Reproduce every line of the material below, but drop the pictures.

MATERIAL FOR THIS EXERCISE:
______________________________
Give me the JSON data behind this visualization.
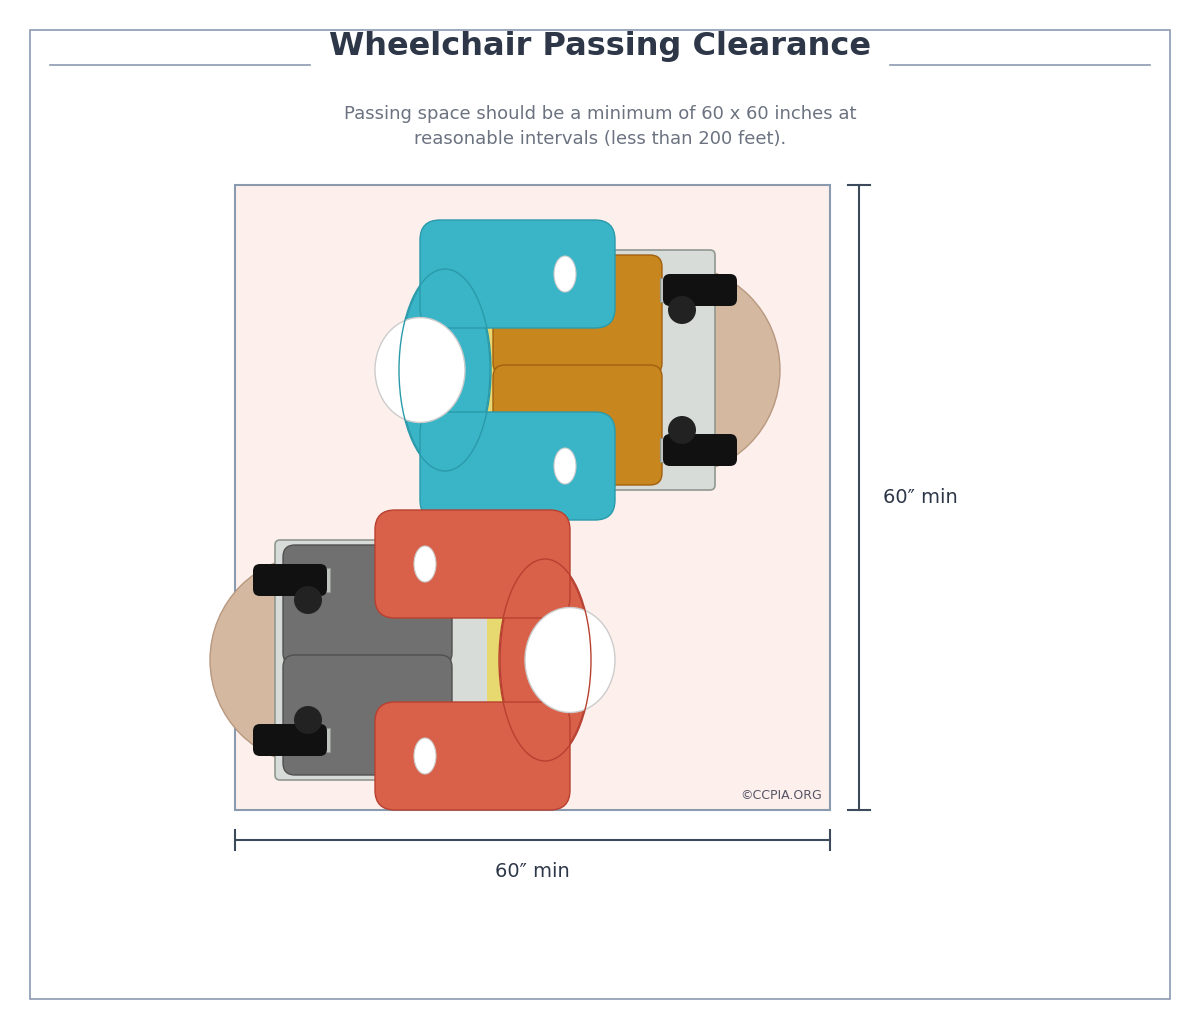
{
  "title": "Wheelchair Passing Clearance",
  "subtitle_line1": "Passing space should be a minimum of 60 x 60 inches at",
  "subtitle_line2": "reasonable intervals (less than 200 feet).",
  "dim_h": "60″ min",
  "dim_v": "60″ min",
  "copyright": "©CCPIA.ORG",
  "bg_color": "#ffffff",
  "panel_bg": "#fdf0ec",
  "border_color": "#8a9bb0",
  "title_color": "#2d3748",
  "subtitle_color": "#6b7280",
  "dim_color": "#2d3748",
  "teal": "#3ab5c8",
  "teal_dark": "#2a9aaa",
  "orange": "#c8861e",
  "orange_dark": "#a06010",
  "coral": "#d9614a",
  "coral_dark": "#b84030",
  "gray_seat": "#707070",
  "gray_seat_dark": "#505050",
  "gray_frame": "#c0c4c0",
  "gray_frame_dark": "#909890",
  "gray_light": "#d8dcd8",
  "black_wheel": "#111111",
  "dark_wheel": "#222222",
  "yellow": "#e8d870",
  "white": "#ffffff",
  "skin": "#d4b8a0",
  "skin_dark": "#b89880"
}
______________________________
ANSWER TO THE PROBLEM:
Give me the JSON data behind this visualization.
{
  "title": "Wheelchair Passing Clearance",
  "subtitle_line1": "Passing space should be a minimum of 60 x 60 inches at",
  "subtitle_line2": "reasonable intervals (less than 200 feet).",
  "dim_h": "60″ min",
  "dim_v": "60″ min",
  "copyright": "©CCPIA.ORG",
  "bg_color": "#ffffff",
  "panel_bg": "#fdf0ec",
  "border_color": "#8a9bb0",
  "title_color": "#2d3748",
  "subtitle_color": "#6b7280",
  "dim_color": "#2d3748",
  "teal": "#3ab5c8",
  "teal_dark": "#2a9aaa",
  "orange": "#c8861e",
  "orange_dark": "#a06010",
  "coral": "#d9614a",
  "coral_dark": "#b84030",
  "gray_seat": "#707070",
  "gray_seat_dark": "#505050",
  "gray_frame": "#c0c4c0",
  "gray_frame_dark": "#909890",
  "gray_light": "#d8dcd8",
  "black_wheel": "#111111",
  "dark_wheel": "#222222",
  "yellow": "#e8d870",
  "white": "#ffffff",
  "skin": "#d4b8a0",
  "skin_dark": "#b89880"
}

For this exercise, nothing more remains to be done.